§ **PROBLEM DESCRIPTION**
Copy out each line of the material below that holds the string "dengan".

[Saved entries]
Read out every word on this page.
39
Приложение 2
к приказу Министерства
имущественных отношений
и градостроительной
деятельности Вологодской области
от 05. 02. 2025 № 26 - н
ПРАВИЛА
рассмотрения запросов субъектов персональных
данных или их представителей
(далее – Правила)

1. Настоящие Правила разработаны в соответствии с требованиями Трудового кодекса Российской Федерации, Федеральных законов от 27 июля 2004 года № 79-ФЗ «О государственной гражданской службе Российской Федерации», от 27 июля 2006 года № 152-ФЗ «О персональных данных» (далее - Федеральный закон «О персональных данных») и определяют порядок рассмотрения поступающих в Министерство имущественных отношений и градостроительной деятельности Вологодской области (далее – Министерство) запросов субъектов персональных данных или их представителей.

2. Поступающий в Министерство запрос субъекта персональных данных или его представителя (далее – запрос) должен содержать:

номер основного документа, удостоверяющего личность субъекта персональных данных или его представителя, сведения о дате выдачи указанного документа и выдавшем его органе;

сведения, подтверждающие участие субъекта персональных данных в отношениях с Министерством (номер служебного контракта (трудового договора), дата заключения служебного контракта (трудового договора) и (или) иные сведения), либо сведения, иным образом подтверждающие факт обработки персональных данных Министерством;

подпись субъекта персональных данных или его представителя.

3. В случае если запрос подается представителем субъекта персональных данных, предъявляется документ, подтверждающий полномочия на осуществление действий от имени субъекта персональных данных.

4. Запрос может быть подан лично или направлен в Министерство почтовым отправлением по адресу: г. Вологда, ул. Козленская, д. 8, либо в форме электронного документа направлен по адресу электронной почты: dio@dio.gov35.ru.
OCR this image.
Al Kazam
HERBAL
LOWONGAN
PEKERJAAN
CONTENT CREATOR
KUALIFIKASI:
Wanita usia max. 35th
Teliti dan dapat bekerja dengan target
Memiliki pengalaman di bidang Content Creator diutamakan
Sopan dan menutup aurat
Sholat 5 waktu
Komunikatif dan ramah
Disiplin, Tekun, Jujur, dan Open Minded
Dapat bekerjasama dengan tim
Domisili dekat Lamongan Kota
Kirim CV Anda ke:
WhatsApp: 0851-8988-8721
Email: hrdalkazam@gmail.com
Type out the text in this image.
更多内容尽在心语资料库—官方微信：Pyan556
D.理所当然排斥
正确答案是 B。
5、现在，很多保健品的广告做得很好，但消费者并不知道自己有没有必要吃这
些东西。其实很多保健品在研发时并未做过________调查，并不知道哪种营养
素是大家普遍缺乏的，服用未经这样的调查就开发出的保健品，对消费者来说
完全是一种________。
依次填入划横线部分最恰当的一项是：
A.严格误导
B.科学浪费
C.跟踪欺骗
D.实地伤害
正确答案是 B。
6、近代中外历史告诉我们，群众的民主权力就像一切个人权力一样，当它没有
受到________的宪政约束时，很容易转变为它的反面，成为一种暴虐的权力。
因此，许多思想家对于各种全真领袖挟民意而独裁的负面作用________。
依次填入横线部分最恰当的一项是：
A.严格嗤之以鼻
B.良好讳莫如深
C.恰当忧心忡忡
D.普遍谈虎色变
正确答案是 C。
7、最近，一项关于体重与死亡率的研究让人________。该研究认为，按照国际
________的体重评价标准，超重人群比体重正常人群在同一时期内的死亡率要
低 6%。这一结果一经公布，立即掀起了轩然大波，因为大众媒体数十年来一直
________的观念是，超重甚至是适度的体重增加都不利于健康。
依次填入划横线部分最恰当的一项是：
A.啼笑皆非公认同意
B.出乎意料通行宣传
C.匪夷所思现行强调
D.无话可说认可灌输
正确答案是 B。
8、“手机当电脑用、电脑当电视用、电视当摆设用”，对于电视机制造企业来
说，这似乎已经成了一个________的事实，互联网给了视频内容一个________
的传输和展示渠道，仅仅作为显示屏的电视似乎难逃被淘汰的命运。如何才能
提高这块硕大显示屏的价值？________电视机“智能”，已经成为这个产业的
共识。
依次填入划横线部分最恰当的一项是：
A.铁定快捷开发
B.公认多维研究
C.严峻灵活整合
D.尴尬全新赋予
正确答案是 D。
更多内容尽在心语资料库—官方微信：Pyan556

§ **TASK ANSWER**
Teliti dan dapat bekerja dengan target
Dapat bekerjasama dengan tim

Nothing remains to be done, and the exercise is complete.